*** INPUT DATA ***

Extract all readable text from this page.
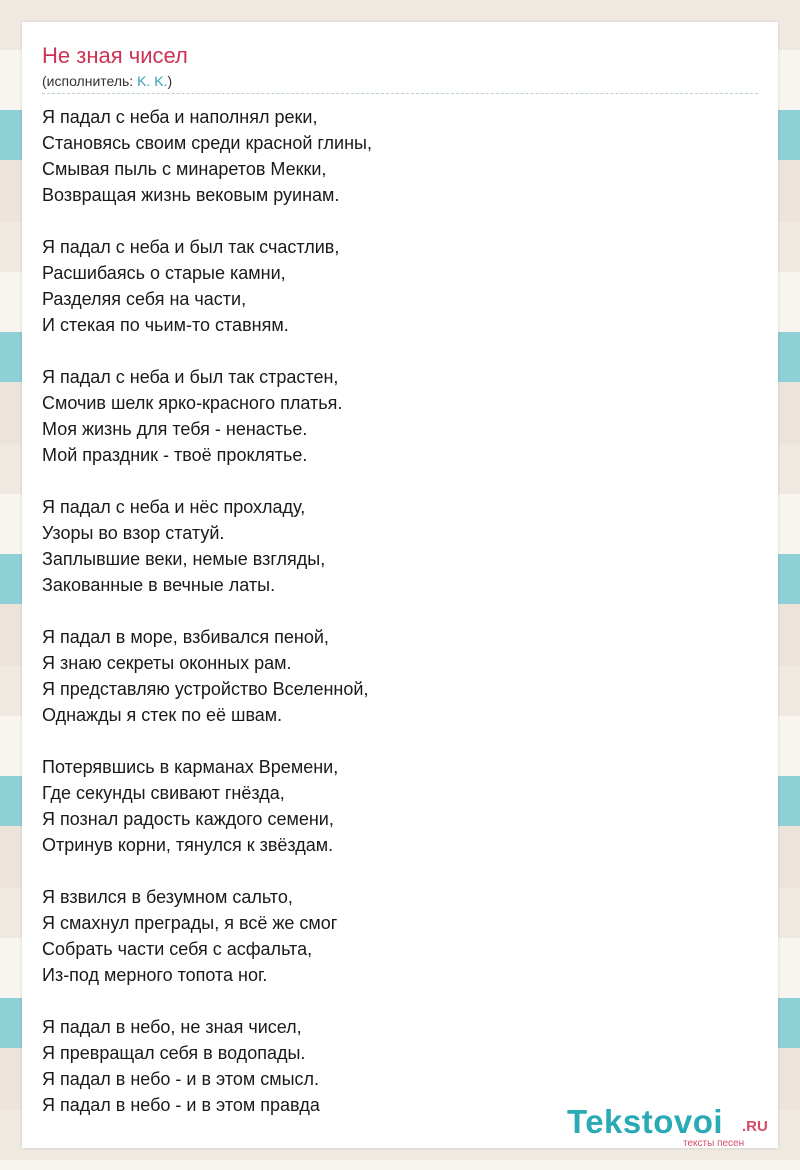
Не зная чисел
(исполнитель: K. K.)
Я падал с неба и наполнял реки,
Становясь своим среди красной глины,
Смывая пыль с минаретов Мекки,
Возвращая жизнь вековым руинам.
Я падал с неба и был так счастлив,
Расшибаясь о старые камни,
Разделяя себя на части,
И стекая по чьим-то ставням.
Я падал с неба и был так страстен,
Смочив шелк ярко-красного платья.
Моя жизнь для тебя - ненастье.
Мой праздник - твоё проклятье.
Я падал с неба и нёс прохладу,
Узоры во взор статуй.
Заплывшие веки, немые взгляды,
Закованные в вечные латы.
Я падал в море, взбивался пеной,
Я знаю секреты оконных рам.
Я представляю устройство Вселенной,
Однажды я стек по её швам.
Потерявшись в карманах Времени,
Где секунды свивают гнёзда,
Я познал радость каждого семени,
Отринув корни, тянулся к звёздам.
Я взвился в безумном сальто,
Я смахнул преграды, я всё же смог
Собрать части себя с асфальта,
Из-под мерного топота ног.
Я падал в небо, не зная чисел,
Я превращал себя в водопады.
Я падал в небо - и в этом смысл.
Я падал в небо - и в этом правда	Tekstovoi .RU
тексты песен
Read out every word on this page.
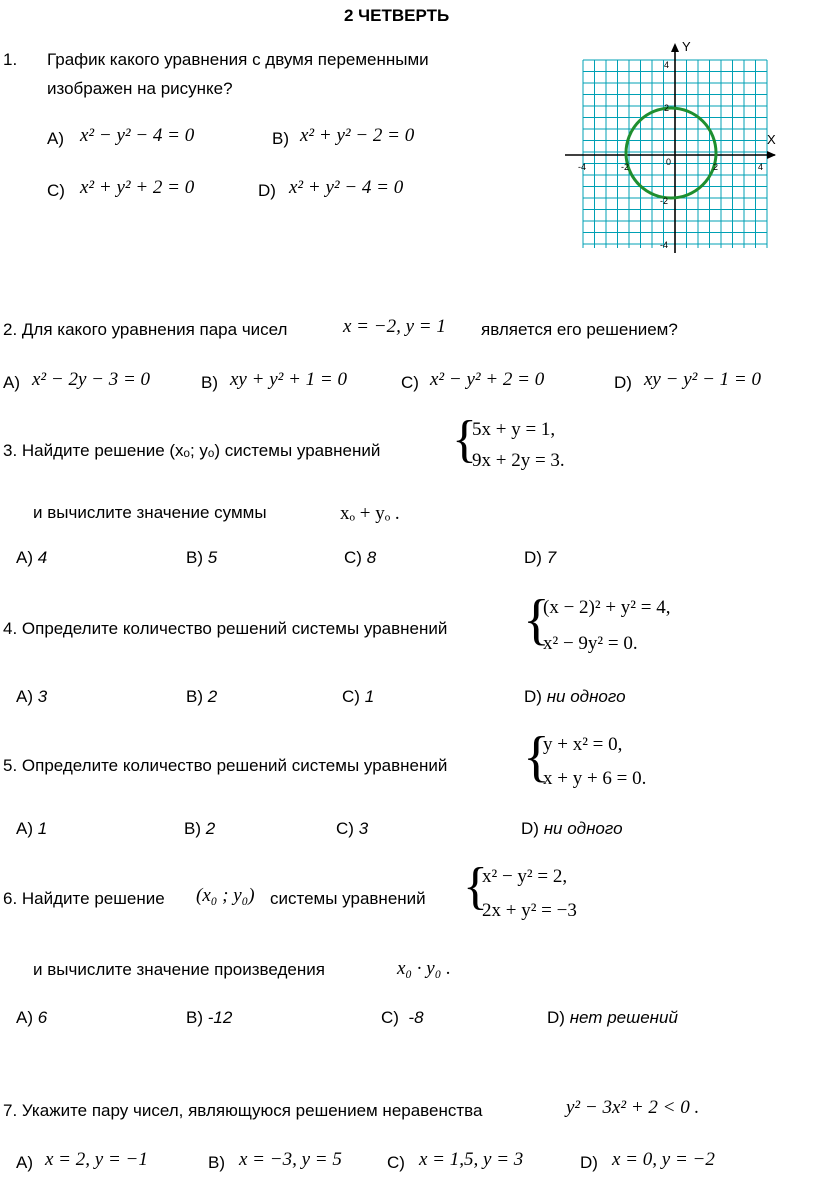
2 ЧЕТВЕРТЬ
1. График какого уравнения с двумя переменными
изображен на рисунке?
A) x² − y² − 4 = 0	B) x² + y² − 2 = 0
C) x² + y² + 2 = 0	D) x² + y² − 4 = 0
Y
X
4
2
0
-2
-4
-4	-2	2	4
2. Для какого уравнения пара чисел	x = −2, y = 1 является его решением?
A) x² − 2y − 3 = 0	B) xy + y² + 1 = 0	C) x² − y² + 2 = 0	D) xy − y² − 1 = 0
3. Найдите решение (xₒ; yₒ) системы уравнений {
5x + y = 1,
9x + 2y = 3.
и вычислите значение суммы	xₒ + yₒ .
A) 4	B) 5	C) 8	D) 7
4. Определите количество решений системы уравнений {
(x − 2)² + y² = 4,
x² − 9y² = 0.
A) 3	B) 2	C) 1	D) ни одного
5. Определите количество решений системы уравнений {
y + x² = 0,
x + y + 6 = 0.
A) 1	B) 2	C) 3	D) ни одного
6. Найдите решение (x₀ ; y₀) системы уравнений {
x² − y² = 2,
2x + y² = −3
и вычислите значение произведения	x₀ · y₀ .
A) 6	B) -12	C) -8	D) нет решений
7. Укажите пару чисел, являющуюся решением неравенства	y² − 3x² + 2 < 0 .
A) x = 2, y = −1	B) x = −3, y = 5	C) x = 1,5, y = 3	D) x = 0, y = −2
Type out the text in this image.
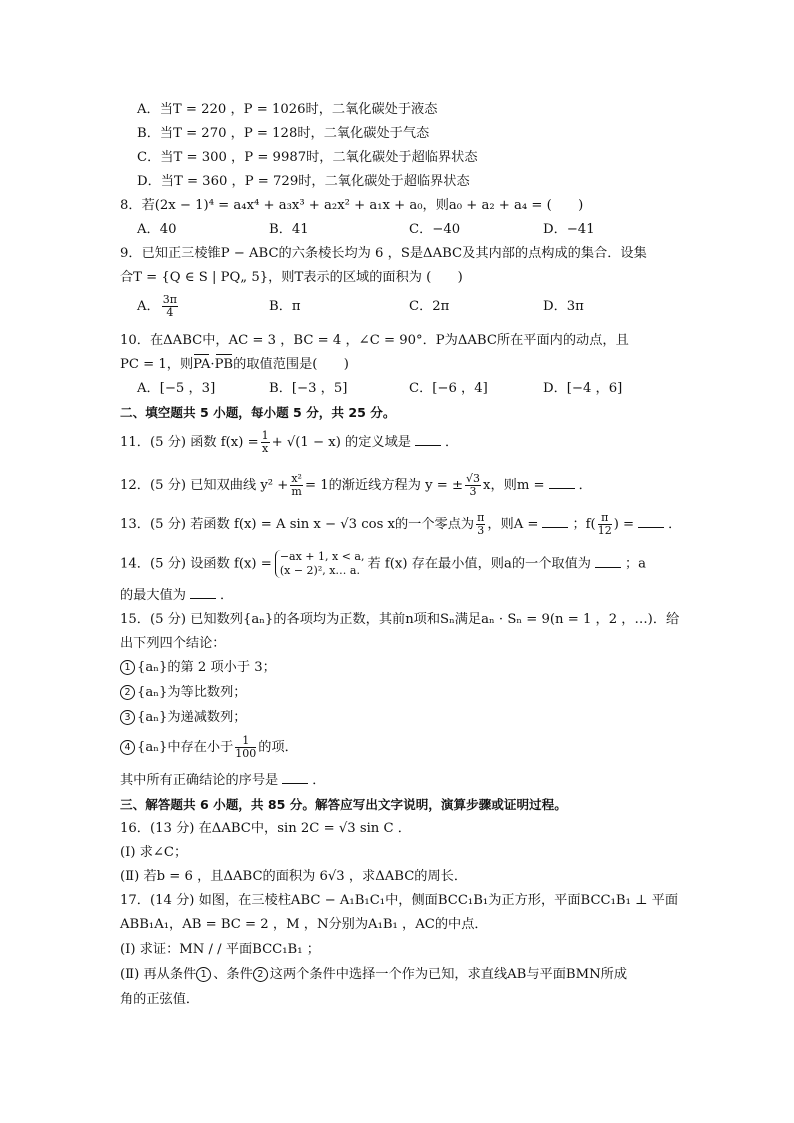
A．当T = 220 ，P = 1026时，二氧化碳处于液态
B．当T = 270 ，P = 128时，二氧化碳处于气态
C．当T = 300 ，P = 9987时，二氧化碳处于超临界状态
D．当T = 360 ，P = 729时，二氧化碳处于超临界状态
8．若(2x − 1)⁴ = a₄x⁴ + a₃x³ + a₂x² + a₁x + a₀，则a₀ + a₂ + a₄ = (　　)
A．40	B．41	C．−40	D．−41
9．已知正三棱锥P − ABC的六条棱长均为 6 ，S是ΔABC及其内部的点构成的集合．设集
合T = {Q ∈ S | PQ„ 5}，则T表示的区域的面积为 (　　)
A． $\frac{3\pi}{4}$	B．π	C．2π	D．3π
10．在ΔABC中，AC = 3 ，BC = 4 ，∠C = 90°．P为ΔABC所在平面内的动点，且
PC = 1，则PA·PB的取值范围是(　　)
A．[−5 ，3]	B．[−3 ，5]	C．[−6 ，4]	D．[−4 ，6]
二、填空题共 5 小题，每小题 5 分，共 25 分。
11．(5 分) 函数 $f(x) = \frac{1}{x} + √(1 - x)$ 的定义域是	．
12．(5 分) 已知双曲线 $y^2 + \frac{\text{x²}}{m} = 1$的渐近线方程为 y = ± $\frac{√3}{3}$ x，则m =	．
13．(5 分) 若函数 f(x) = A sin x − √3 cos x的一个零点为 $\frac{\pi}{3}$ ，则A =	；$f( \frac{\pi}{12}$ ) =	．
14．(5 分) 设函数 f(x) = −ax + 1, x < a,
(x − 2)², x… a. 若 f(x) 存在最小值，则a的一个取值为	；a
的最大值为	．
15．(5 分) 已知数列{aₙ}的各项均为正数，其前n项和Sₙ满足aₙ · Sₙ = 9(n = 1 ，2 ，…)．给
出下列四个结论：
1 {aₙ}的第 2 项小于 3；
2 {aₙ}为等比数列；
3 {aₙ}为递减数列；
4 {aₙ}中存在小于 $\frac{1}{100}$ 的项．
其中所有正确结论的序号是	．
三、解答题共 6 小题，共 85 分。解答应写出文字说明，演算步骤或证明过程。
16．(13 分) 在ΔABC中，sin 2C = √3 sin C ．
(Ⅰ) 求∠C；
(Ⅱ) 若b = 6 ，且ΔABC的面积为 6√3 ，求ΔABC的周长．
17．(14 分) 如图，在三棱柱ABC − A₁B₁C₁中，侧面BCC₁B₁为正方形，平面BCC₁B₁ ⊥ 平面
ABB₁A₁，AB = BC = 2 ，M ，N分别为A₁B₁ ，AC的中点．
(Ⅰ) 求证：MN / / 平面BCC₁B₁ ；
(Ⅱ) 再从条件 1 、条件 2 这两个条件中选择一个作为已知，求直线AB与平面BMN所成
角的正弦值．
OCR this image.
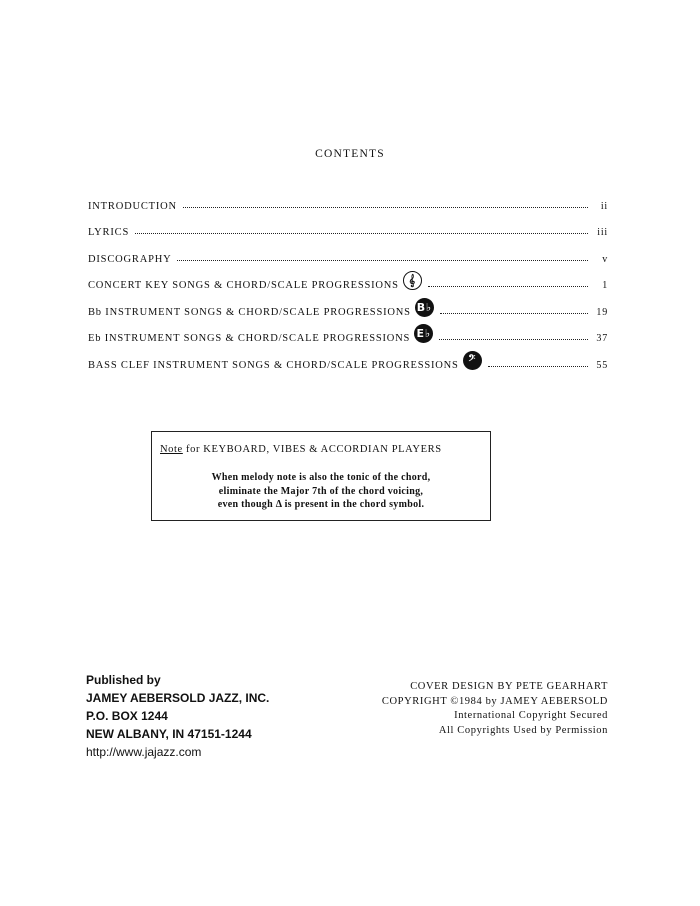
CONTENTS
INTRODUCTION	ii
LYRICS	iii
DISCOGRAPHY	v
CONCERT KEY SONGS & CHORD/SCALE PROGRESSIONS 𝄞	1
Bb INSTRUMENT SONGS & CHORD/SCALE PROGRESSIONS B♭	19
Eb INSTRUMENT SONGS & CHORD/SCALE PROGRESSIONS E♭	37
BASS CLEF INSTRUMENT SONGS & CHORD/SCALE PROGRESSIONS 𝄢	55
Note for KEYBOARD, VIBES & ACCORDIAN PLAYERS
When melody note is also the tonic of the chord,
eliminate the Major 7th of the chord voicing,
even though Δ is present in the chord symbol.
Published by
JAMEY AEBERSOLD JAZZ, INC.
P.O. BOX 1244
NEW ALBANY, IN 47151-1244
http://www.jajazz.com
COVER DESIGN BY PETE GEARHART
COPYRIGHT ©1984 by JAMEY AEBERSOLD
International Copyright Secured
All Copyrights Used by Permission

***

■ WRITTEN PROBLEM ■
Copy all lines from the listing that contain "одного".

■ TASK RESPONSE ■
A) 3	B) 2	C) 1	D) ни одного
A) 1	B) 2	C) 3	D) ни одного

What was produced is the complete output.